## OBJECTIVE
Below are some records; reproduce every one of them exactly.

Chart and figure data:
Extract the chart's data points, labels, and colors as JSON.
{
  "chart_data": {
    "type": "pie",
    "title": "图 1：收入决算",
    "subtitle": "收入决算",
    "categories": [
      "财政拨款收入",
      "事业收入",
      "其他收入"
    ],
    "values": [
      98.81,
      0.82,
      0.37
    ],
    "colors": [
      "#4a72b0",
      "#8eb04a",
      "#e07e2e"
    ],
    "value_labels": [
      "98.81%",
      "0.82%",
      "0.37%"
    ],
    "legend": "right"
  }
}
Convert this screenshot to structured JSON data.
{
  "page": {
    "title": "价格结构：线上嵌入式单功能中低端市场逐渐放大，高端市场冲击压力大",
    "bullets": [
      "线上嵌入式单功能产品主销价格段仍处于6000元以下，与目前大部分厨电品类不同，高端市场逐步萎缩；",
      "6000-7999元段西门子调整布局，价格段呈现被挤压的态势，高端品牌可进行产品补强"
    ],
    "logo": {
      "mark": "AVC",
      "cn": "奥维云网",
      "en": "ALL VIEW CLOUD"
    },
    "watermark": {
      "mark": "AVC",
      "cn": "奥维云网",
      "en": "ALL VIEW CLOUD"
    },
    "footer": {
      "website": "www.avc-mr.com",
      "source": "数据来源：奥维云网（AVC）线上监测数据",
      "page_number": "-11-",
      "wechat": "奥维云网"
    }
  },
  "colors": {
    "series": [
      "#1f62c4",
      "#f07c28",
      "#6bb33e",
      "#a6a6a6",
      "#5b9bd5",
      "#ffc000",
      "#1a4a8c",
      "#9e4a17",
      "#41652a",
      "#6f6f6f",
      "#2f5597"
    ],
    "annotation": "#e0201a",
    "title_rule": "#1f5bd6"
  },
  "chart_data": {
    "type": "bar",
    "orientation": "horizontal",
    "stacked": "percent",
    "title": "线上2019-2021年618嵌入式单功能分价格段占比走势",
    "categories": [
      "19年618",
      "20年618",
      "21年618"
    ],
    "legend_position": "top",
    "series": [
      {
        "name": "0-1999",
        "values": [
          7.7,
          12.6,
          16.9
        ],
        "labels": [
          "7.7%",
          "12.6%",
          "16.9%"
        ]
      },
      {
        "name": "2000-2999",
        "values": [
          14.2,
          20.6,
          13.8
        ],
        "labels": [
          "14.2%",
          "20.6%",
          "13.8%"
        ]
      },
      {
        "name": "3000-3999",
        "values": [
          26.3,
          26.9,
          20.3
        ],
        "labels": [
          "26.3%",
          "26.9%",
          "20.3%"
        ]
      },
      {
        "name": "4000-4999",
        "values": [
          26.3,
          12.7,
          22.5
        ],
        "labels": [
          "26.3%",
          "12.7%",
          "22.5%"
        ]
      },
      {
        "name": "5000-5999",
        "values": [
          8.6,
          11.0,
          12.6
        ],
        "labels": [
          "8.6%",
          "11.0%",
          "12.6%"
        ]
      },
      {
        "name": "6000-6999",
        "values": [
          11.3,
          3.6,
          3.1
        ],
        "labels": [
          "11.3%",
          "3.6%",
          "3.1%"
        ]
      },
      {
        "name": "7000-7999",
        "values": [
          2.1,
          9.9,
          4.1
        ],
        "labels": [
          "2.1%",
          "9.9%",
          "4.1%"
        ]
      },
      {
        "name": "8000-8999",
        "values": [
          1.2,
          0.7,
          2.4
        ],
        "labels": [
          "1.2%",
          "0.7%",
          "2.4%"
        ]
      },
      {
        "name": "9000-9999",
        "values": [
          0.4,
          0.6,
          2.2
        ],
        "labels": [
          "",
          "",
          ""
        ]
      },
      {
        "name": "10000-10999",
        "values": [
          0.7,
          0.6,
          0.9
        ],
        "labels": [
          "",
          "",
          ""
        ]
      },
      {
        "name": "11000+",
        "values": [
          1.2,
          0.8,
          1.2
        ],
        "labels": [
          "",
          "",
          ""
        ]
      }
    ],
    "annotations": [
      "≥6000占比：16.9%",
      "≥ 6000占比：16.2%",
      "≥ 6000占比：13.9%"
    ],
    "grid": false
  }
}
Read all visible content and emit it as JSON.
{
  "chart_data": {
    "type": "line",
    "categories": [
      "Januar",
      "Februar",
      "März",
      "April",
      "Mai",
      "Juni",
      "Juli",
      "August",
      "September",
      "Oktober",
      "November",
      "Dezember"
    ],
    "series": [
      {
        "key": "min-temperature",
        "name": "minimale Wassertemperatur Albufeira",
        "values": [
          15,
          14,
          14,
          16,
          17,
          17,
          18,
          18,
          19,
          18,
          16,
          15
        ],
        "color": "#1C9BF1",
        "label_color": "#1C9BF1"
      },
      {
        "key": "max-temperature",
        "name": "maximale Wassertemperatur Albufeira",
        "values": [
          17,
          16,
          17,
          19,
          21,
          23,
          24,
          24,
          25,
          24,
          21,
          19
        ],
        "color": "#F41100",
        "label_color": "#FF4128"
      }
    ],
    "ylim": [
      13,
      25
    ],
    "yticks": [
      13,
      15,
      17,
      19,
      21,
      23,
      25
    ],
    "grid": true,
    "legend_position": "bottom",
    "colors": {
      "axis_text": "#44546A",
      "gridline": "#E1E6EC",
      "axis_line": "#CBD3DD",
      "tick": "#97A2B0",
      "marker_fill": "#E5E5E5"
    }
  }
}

## OUTPUT BELOW
Extract the chart's data points, labels, and colors as JSON.
{
  "chart_data": {
    "type": "pie",
    "title": "图 1：收入决算",
    "subtitle": "收入决算",
    "categories": [
      "财政拨款收入",
      "事业收入",
      "其他收入"
    ],
    "values": [
      98.81,
      0.82,
      0.37
    ],
    "colors": [
      "#4a72b0",
      "#8eb04a",
      "#e07e2e"
    ],
    "value_labels": [
      "98.81%",
      "0.82%",
      "0.37%"
    ],
    "legend": "right"
  }
}
Convert this screenshot to structured JSON data.
{
  "page": {
    "title": "价格结构：线上嵌入式单功能中低端市场逐渐放大，高端市场冲击压力大",
    "bullets": [
      "线上嵌入式单功能产品主销价格段仍处于6000元以下，与目前大部分厨电品类不同，高端市场逐步萎缩；",
      "6000-7999元段西门子调整布局，价格段呈现被挤压的态势，高端品牌可进行产品补强"
    ],
    "logo": {
      "mark": "AVC",
      "cn": "奥维云网",
      "en": "ALL VIEW CLOUD"
    },
    "watermark": {
      "mark": "AVC",
      "cn": "奥维云网",
      "en": "ALL VIEW CLOUD"
    },
    "footer": {
      "website": "www.avc-mr.com",
      "source": "数据来源：奥维云网（AVC）线上监测数据",
      "page_number": "-11-",
      "wechat": "奥维云网"
    }
  },
  "colors": {
    "series": [
      "#1f62c4",
      "#f07c28",
      "#6bb33e",
      "#a6a6a6",
      "#5b9bd5",
      "#ffc000",
      "#1a4a8c",
      "#9e4a17",
      "#41652a",
      "#6f6f6f",
      "#2f5597"
    ],
    "annotation": "#e0201a",
    "title_rule": "#1f5bd6"
  },
  "chart_data": {
    "type": "bar",
    "orientation": "horizontal",
    "stacked": "percent",
    "title": "线上2019-2021年618嵌入式单功能分价格段占比走势",
    "categories": [
      "19年618",
      "20年618",
      "21年618"
    ],
    "legend_position": "top",
    "series": [
      {
        "name": "0-1999",
        "values": [
          7.7,
          12.6,
          16.9
        ],
        "labels": [
          "7.7%",
          "12.6%",
          "16.9%"
        ]
      },
      {
        "name": "2000-2999",
        "values": [
          14.2,
          20.6,
          13.8
        ],
        "labels": [
          "14.2%",
          "20.6%",
          "13.8%"
        ]
      },
      {
        "name": "3000-3999",
        "values": [
          26.3,
          26.9,
          20.3
        ],
        "labels": [
          "26.3%",
          "26.9%",
          "20.3%"
        ]
      },
      {
        "name": "4000-4999",
        "values": [
          26.3,
          12.7,
          22.5
        ],
        "labels": [
          "26.3%",
          "12.7%",
          "22.5%"
        ]
      },
      {
        "name": "5000-5999",
        "values": [
          8.6,
          11.0,
          12.6
        ],
        "labels": [
          "8.6%",
          "11.0%",
          "12.6%"
        ]
      },
      {
        "name": "6000-6999",
        "values": [
          11.3,
          3.6,
          3.1
        ],
        "labels": [
          "11.3%",
          "3.6%",
          "3.1%"
        ]
      },
      {
        "name": "7000-7999",
        "values": [
          2.1,
          9.9,
          4.1
        ],
        "labels": [
          "2.1%",
          "9.9%",
          "4.1%"
        ]
      },
      {
        "name": "8000-8999",
        "values": [
          1.2,
          0.7,
          2.4
        ],
        "labels": [
          "1.2%",
          "0.7%",
          "2.4%"
        ]
      },
      {
        "name": "9000-9999",
        "values": [
          0.4,
          0.6,
          2.2
        ],
        "labels": [
          "",
          "",
          ""
        ]
      },
      {
        "name": "10000-10999",
        "values": [
          0.7,
          0.6,
          0.9
        ],
        "labels": [
          "",
          "",
          ""
        ]
      },
      {
        "name": "11000+",
        "values": [
          1.2,
          0.8,
          1.2
        ],
        "labels": [
          "",
          "",
          ""
        ]
      }
    ],
    "annotations": [
      "≥6000占比：16.9%",
      "≥ 6000占比：16.2%",
      "≥ 6000占比：13.9%"
    ],
    "grid": false
  }
}
Read all visible content and emit it as JSON.
{
  "chart_data": {
    "type": "line",
    "categories": [
      "Januar",
      "Februar",
      "März",
      "April",
      "Mai",
      "Juni",
      "Juli",
      "August",
      "September",
      "Oktober",
      "November",
      "Dezember"
    ],
    "series": [
      {
        "key": "min-temperature",
        "name": "minimale Wassertemperatur Albufeira",
        "values": [
          15,
          14,
          14,
          16,
          17,
          17,
          18,
          18,
          19,
          18,
          16,
          15
        ],
        "color": "#1C9BF1",
        "label_color": "#1C9BF1"
      },
      {
        "key": "max-temperature",
        "name": "maximale Wassertemperatur Albufeira",
        "values": [
          17,
          16,
          17,
          19,
          21,
          23,
          24,
          24,
          25,
          24,
          21,
          19
        ],
        "color": "#F41100",
        "label_color": "#FF4128"
      }
    ],
    "ylim": [
      13,
      25
    ],
    "yticks": [
      13,
      15,
      17,
      19,
      21,
      23,
      25
    ],
    "grid": true,
    "legend_position": "bottom",
    "colors": {
      "axis_text": "#44546A",
      "gridline": "#E1E6EC",
      "axis_line": "#CBD3DD",
      "tick": "#97A2B0",
      "marker_fill": "#E5E5E5"
    }
  }
}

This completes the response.